--- Data lines ---

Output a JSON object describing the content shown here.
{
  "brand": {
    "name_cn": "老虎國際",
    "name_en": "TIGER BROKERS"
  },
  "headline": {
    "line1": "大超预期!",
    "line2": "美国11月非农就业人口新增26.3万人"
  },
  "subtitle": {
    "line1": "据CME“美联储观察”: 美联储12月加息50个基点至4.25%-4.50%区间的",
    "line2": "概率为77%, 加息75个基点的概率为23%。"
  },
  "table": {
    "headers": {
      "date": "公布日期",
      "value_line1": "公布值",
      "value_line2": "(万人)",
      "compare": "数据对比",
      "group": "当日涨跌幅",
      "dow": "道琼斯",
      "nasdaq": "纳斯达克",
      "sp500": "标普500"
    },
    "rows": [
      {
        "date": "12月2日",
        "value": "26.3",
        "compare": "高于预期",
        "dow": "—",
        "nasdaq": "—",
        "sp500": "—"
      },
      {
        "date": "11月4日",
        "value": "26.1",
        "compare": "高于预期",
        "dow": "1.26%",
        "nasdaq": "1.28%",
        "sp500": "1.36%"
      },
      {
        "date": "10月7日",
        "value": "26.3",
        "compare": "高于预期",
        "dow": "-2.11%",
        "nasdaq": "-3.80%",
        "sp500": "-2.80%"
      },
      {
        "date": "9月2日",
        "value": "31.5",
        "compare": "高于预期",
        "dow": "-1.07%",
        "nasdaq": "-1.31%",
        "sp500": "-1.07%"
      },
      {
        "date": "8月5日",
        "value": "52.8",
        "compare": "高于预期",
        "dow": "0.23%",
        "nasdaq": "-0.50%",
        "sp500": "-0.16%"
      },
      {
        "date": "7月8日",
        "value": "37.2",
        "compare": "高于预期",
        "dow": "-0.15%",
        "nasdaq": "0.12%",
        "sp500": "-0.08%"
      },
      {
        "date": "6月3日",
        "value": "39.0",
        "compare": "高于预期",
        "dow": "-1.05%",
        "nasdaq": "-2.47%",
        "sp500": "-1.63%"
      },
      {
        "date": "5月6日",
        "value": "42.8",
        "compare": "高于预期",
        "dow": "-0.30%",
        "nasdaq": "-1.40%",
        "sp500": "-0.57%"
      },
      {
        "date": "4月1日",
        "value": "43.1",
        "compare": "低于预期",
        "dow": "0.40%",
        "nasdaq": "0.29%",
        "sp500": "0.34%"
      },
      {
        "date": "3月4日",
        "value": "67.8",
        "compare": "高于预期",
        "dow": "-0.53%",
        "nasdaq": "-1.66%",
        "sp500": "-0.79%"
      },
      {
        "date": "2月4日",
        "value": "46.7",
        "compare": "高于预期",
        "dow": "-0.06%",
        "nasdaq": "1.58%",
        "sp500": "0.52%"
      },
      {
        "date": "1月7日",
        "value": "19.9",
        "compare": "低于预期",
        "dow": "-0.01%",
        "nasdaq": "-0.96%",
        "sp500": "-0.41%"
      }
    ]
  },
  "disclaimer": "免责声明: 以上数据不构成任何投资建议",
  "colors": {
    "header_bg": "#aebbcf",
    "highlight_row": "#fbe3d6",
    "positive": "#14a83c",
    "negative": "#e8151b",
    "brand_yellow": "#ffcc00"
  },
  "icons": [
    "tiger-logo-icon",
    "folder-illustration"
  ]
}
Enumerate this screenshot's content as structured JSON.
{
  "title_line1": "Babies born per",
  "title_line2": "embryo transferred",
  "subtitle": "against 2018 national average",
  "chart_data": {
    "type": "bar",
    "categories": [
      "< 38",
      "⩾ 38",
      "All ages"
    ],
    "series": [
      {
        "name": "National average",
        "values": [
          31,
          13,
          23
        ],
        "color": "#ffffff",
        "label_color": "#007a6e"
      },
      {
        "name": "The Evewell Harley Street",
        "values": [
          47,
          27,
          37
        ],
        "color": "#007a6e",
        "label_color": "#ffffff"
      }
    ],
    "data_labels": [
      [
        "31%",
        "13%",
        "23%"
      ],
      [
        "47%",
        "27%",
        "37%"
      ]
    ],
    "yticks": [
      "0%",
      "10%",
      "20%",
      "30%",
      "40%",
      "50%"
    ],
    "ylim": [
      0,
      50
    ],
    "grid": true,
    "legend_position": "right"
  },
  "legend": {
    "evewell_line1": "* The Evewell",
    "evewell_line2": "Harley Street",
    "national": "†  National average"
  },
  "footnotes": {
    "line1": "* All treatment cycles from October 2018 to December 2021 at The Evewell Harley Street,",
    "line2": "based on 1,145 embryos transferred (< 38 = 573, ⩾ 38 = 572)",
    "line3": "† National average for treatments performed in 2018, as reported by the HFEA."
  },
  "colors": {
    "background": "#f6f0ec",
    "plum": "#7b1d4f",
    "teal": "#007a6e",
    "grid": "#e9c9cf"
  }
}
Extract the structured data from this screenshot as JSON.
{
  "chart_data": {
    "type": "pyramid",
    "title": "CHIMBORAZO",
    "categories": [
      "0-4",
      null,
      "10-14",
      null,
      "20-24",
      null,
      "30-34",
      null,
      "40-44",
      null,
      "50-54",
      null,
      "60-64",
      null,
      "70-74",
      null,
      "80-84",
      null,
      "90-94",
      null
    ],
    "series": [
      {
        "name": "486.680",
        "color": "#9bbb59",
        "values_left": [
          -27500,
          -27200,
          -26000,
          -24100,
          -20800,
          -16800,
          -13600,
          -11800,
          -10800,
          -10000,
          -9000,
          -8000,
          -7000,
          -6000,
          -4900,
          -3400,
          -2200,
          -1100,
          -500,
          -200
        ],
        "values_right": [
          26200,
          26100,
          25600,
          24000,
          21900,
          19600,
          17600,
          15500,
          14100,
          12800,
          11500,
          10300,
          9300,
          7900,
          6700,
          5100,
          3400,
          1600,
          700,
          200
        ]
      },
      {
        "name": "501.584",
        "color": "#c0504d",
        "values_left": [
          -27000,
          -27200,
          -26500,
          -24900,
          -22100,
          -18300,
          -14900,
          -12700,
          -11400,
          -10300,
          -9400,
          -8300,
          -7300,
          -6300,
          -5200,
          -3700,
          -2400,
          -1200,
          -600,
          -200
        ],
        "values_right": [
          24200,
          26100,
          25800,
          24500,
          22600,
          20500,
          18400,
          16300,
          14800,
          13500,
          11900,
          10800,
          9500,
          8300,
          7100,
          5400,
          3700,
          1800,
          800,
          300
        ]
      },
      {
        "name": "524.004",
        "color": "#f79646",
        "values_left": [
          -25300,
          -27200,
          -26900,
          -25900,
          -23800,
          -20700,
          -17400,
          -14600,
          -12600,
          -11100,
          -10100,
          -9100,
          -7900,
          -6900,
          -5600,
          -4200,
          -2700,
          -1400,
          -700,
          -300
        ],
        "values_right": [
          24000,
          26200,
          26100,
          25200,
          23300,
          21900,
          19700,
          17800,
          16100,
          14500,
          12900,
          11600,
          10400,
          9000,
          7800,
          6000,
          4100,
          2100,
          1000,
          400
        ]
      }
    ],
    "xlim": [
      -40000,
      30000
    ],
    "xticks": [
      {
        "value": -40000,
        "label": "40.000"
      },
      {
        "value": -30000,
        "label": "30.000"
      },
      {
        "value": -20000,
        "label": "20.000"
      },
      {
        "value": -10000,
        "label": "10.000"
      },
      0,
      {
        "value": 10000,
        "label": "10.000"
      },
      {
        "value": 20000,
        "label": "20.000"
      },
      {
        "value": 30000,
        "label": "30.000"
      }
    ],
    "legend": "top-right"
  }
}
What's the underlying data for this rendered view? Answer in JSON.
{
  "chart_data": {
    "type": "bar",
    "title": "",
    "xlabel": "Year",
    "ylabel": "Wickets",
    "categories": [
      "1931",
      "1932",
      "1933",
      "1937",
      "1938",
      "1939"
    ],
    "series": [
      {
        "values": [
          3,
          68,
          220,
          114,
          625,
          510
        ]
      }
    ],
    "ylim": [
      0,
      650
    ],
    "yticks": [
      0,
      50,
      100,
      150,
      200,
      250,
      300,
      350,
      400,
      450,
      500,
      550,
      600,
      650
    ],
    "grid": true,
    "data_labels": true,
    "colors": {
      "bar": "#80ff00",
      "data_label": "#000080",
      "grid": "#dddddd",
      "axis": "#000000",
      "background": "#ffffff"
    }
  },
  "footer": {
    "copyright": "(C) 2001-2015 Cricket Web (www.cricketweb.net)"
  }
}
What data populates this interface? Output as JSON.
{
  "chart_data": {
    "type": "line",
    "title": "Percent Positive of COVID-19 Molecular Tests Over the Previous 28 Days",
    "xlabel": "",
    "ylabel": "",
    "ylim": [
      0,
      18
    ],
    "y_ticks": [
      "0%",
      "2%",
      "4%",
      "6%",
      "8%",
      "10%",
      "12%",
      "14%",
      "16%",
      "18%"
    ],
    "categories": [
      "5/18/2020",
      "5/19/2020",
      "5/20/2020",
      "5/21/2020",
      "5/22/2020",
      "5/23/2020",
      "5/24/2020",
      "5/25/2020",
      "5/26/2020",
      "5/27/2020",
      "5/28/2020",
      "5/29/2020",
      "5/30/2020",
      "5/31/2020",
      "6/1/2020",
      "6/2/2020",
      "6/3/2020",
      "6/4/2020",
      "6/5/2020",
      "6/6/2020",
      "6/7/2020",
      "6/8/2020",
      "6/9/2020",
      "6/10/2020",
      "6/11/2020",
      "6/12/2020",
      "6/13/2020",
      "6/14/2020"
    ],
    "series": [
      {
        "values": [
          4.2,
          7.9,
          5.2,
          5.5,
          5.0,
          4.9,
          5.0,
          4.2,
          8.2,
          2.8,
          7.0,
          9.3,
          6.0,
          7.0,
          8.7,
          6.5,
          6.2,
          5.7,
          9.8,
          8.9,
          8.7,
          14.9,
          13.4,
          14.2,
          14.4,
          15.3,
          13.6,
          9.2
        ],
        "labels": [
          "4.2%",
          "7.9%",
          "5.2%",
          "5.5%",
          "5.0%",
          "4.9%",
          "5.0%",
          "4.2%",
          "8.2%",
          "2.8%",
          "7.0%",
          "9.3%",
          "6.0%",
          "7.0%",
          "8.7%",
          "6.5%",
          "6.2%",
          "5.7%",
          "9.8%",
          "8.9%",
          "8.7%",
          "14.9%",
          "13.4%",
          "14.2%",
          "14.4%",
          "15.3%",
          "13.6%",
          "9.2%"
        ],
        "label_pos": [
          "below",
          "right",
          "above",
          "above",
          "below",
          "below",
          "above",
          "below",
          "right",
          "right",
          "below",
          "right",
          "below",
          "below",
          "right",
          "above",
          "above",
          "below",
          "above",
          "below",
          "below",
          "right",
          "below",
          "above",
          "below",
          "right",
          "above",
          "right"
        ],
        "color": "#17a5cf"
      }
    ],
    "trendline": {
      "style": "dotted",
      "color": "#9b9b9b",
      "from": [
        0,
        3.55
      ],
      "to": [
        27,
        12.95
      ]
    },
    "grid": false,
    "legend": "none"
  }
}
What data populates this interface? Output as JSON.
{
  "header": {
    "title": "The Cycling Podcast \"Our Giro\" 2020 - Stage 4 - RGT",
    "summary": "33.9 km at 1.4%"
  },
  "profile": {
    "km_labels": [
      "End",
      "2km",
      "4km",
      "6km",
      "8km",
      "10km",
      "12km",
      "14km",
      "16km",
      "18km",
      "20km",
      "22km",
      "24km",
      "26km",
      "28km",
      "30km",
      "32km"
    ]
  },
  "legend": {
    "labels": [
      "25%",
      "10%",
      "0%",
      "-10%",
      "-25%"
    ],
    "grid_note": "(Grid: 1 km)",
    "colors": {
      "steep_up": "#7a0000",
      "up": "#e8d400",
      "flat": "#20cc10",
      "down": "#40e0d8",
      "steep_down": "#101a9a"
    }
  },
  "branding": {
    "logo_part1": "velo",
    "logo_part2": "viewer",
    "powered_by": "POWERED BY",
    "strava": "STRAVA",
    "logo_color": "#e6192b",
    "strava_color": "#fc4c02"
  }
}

---

> [Short exercise]:
Pick out, from the lines above, every one that contains the string "this".

> [Expected answer]:
Enumerate this screenshot's content as structured JSON.
Extract the structured data from this screenshot as JSON.
What's the underlying data for this rendered view? Answer in JSON.
What data populates this interface? Output as JSON.
What data populates this interface? Output as JSON.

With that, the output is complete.